▸ Exercise goal
Leave out the pictures and repeat the rest of the material exactly.

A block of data
════════════════
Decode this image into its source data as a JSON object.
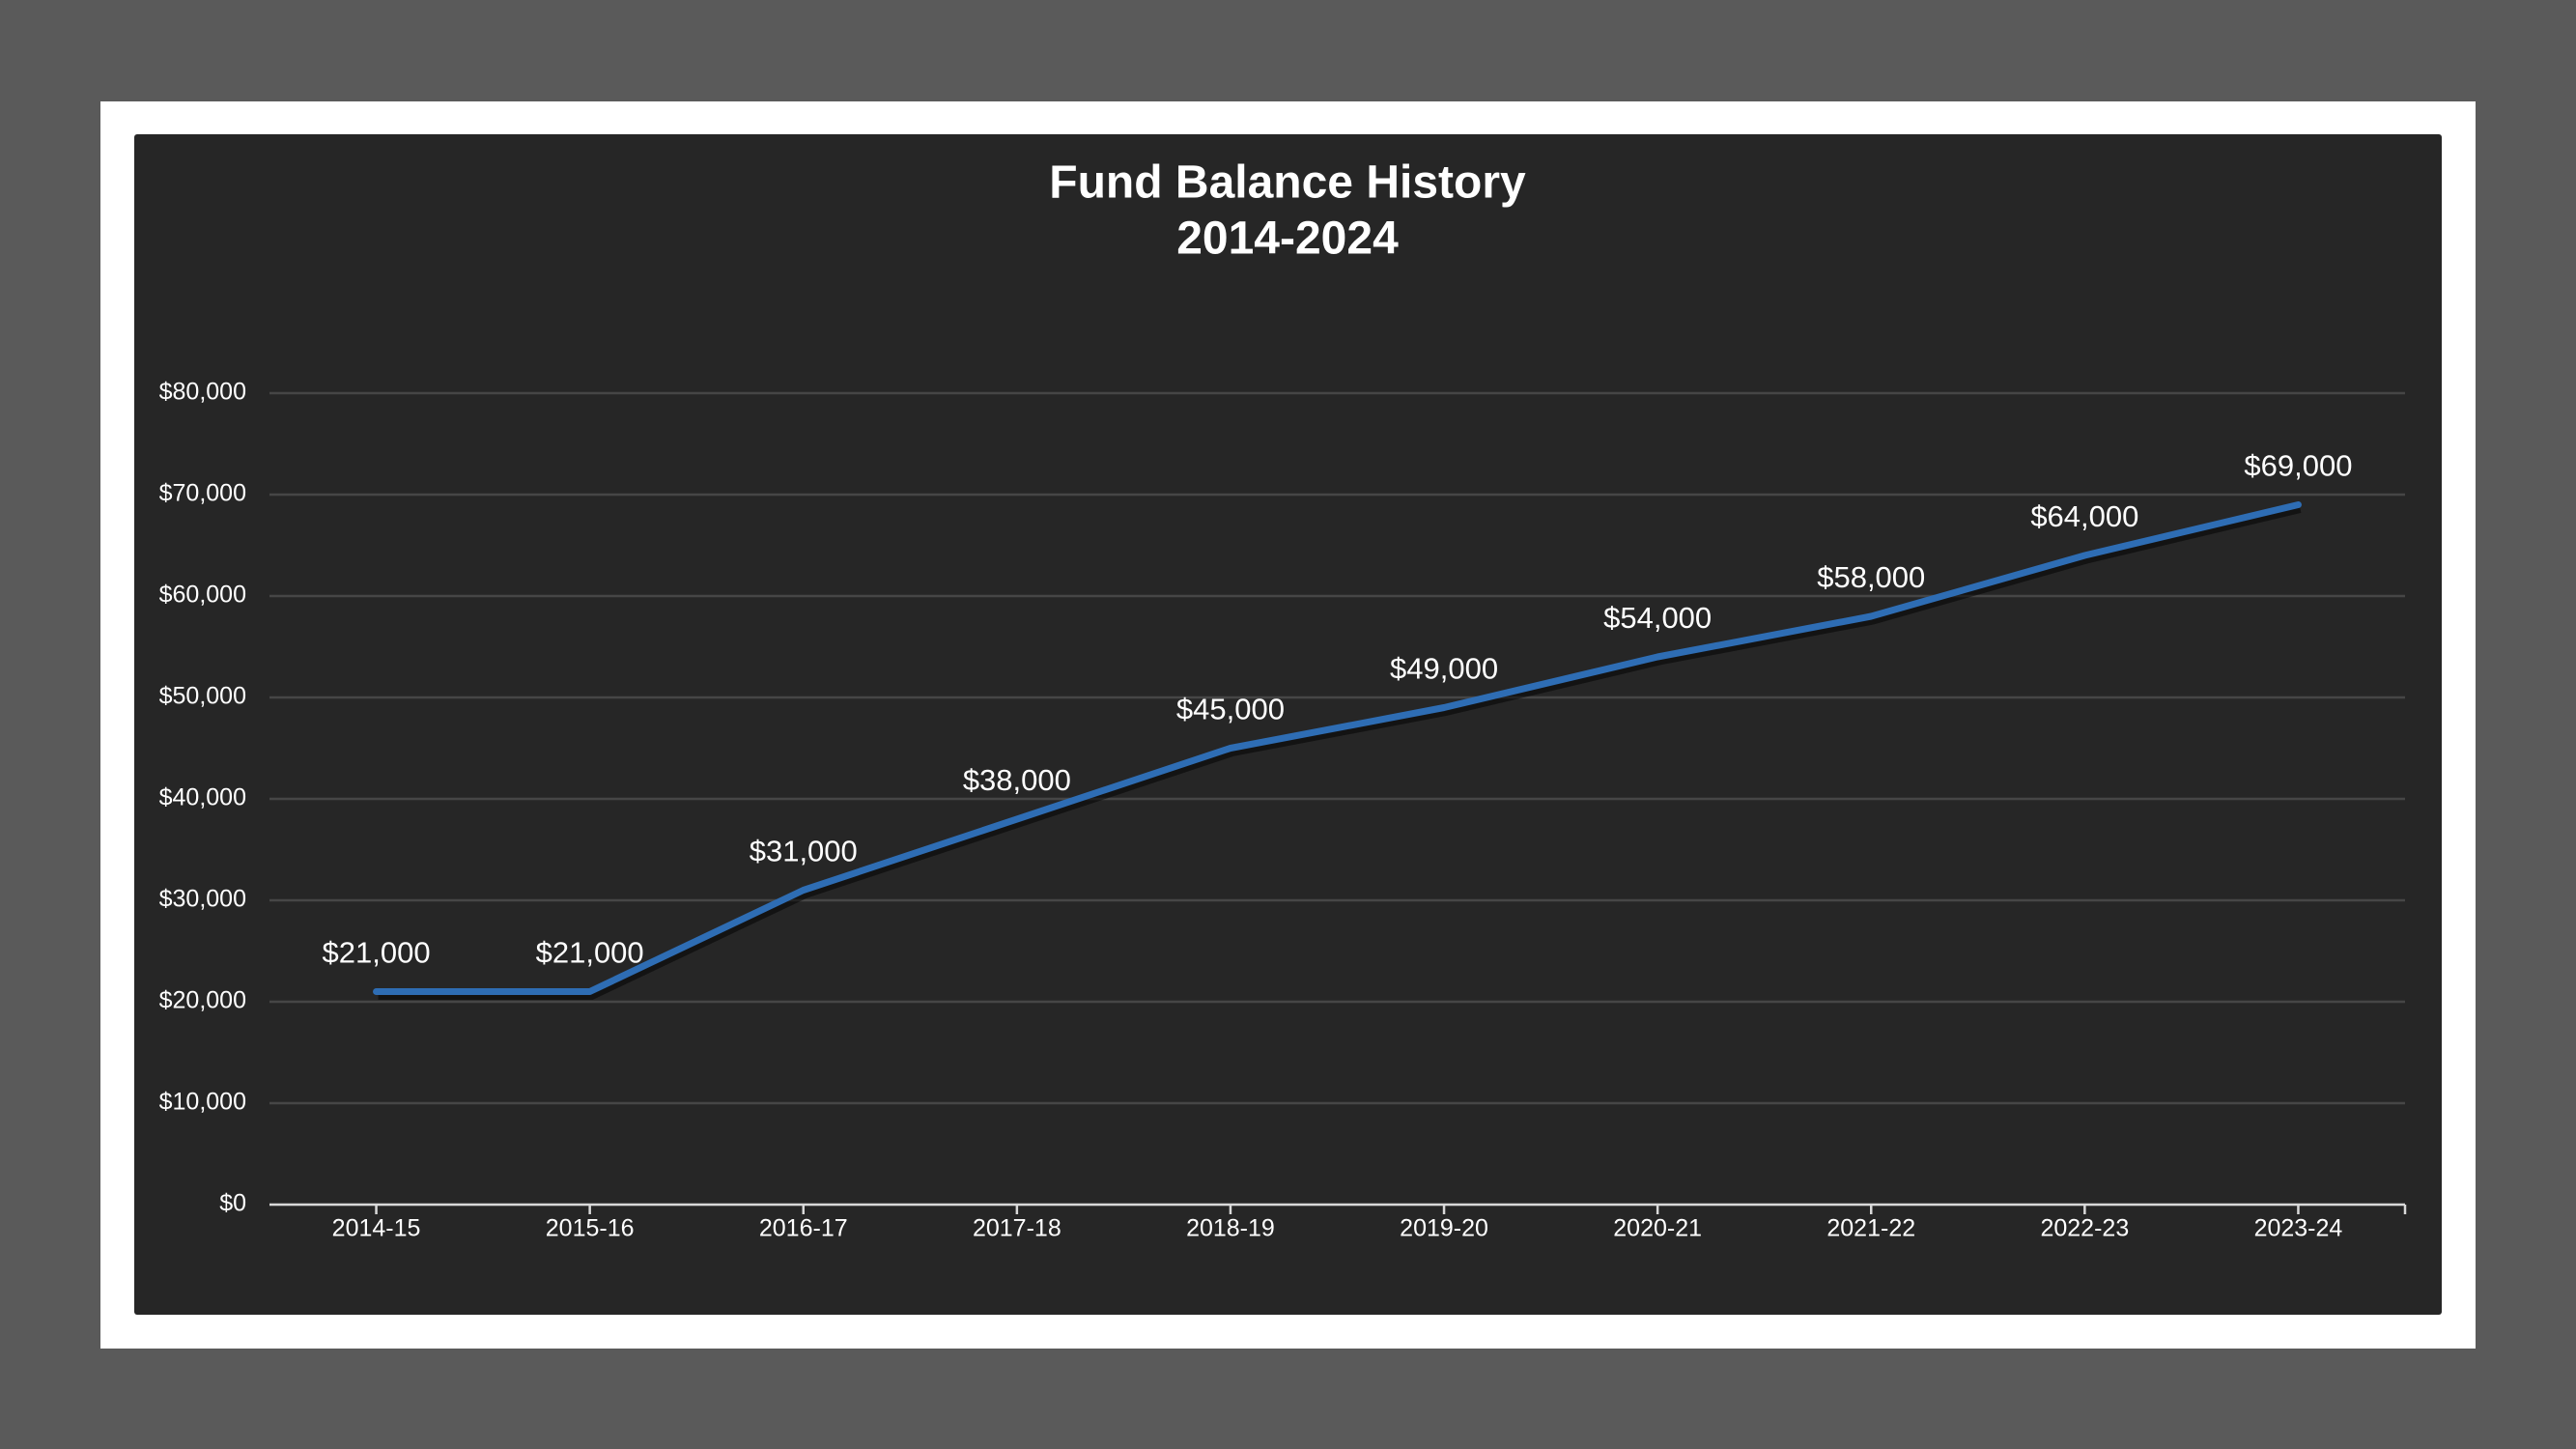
{
  "chart_data": {
    "type": "line",
    "title": "Fund Balance History",
    "subtitle": "2014-2024",
    "categories": [
      "2014-15",
      "2015-16",
      "2016-17",
      "2017-18",
      "2018-19",
      "2019-20",
      "2020-21",
      "2021-22",
      "2022-23",
      "2023-24"
    ],
    "series": [
      {
        "color": "#2e6db4",
        "values": [
          21000,
          21000,
          31000,
          38000,
          45000,
          49000,
          54000,
          58000,
          64000,
          69000
        ],
        "value_labels": [
          "$21,000",
          "$21,000",
          "$31,000",
          "$38,000",
          "$45,000",
          "$49,000",
          "$54,000",
          "$58,000",
          "$64,000",
          "$69,000"
        ]
      }
    ],
    "ylim": [
      0,
      80000
    ],
    "yticks": [
      {
        "value": 0,
        "label": "$0"
      },
      {
        "value": 10000,
        "label": "$10,000"
      },
      {
        "value": 20000,
        "label": "$20,000"
      },
      {
        "value": 30000,
        "label": "$30,000"
      },
      {
        "value": 40000,
        "label": "$40,000"
      },
      {
        "value": 50000,
        "label": "$50,000"
      },
      {
        "value": 60000,
        "label": "$60,000"
      },
      {
        "value": 70000,
        "label": "$70,000"
      },
      {
        "value": 80000,
        "label": "$80,000"
      }
    ],
    "grid": true
  }
}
════════════════
▸ Result of the task
Decode this image into its source data as a JSON object.
{
  "chart_data": {
    "type": "line",
    "title": "Fund Balance History",
    "subtitle": "2014-2024",
    "categories": [
      "2014-15",
      "2015-16",
      "2016-17",
      "2017-18",
      "2018-19",
      "2019-20",
      "2020-21",
      "2021-22",
      "2022-23",
      "2023-24"
    ],
    "series": [
      {
        "color": "#2e6db4",
        "values": [
          21000,
          21000,
          31000,
          38000,
          45000,
          49000,
          54000,
          58000,
          64000,
          69000
        ],
        "value_labels": [
          "$21,000",
          "$21,000",
          "$31,000",
          "$38,000",
          "$45,000",
          "$49,000",
          "$54,000",
          "$58,000",
          "$64,000",
          "$69,000"
        ]
      }
    ],
    "ylim": [
      0,
      80000
    ],
    "yticks": [
      {
        "value": 0,
        "label": "$0"
      },
      {
        "value": 10000,
        "label": "$10,000"
      },
      {
        "value": 20000,
        "label": "$20,000"
      },
      {
        "value": 30000,
        "label": "$30,000"
      },
      {
        "value": 40000,
        "label": "$40,000"
      },
      {
        "value": 50000,
        "label": "$50,000"
      },
      {
        "value": 60000,
        "label": "$60,000"
      },
      {
        "value": 70000,
        "label": "$70,000"
      },
      {
        "value": 80000,
        "label": "$80,000"
      }
    ],
    "grid": true
  }
}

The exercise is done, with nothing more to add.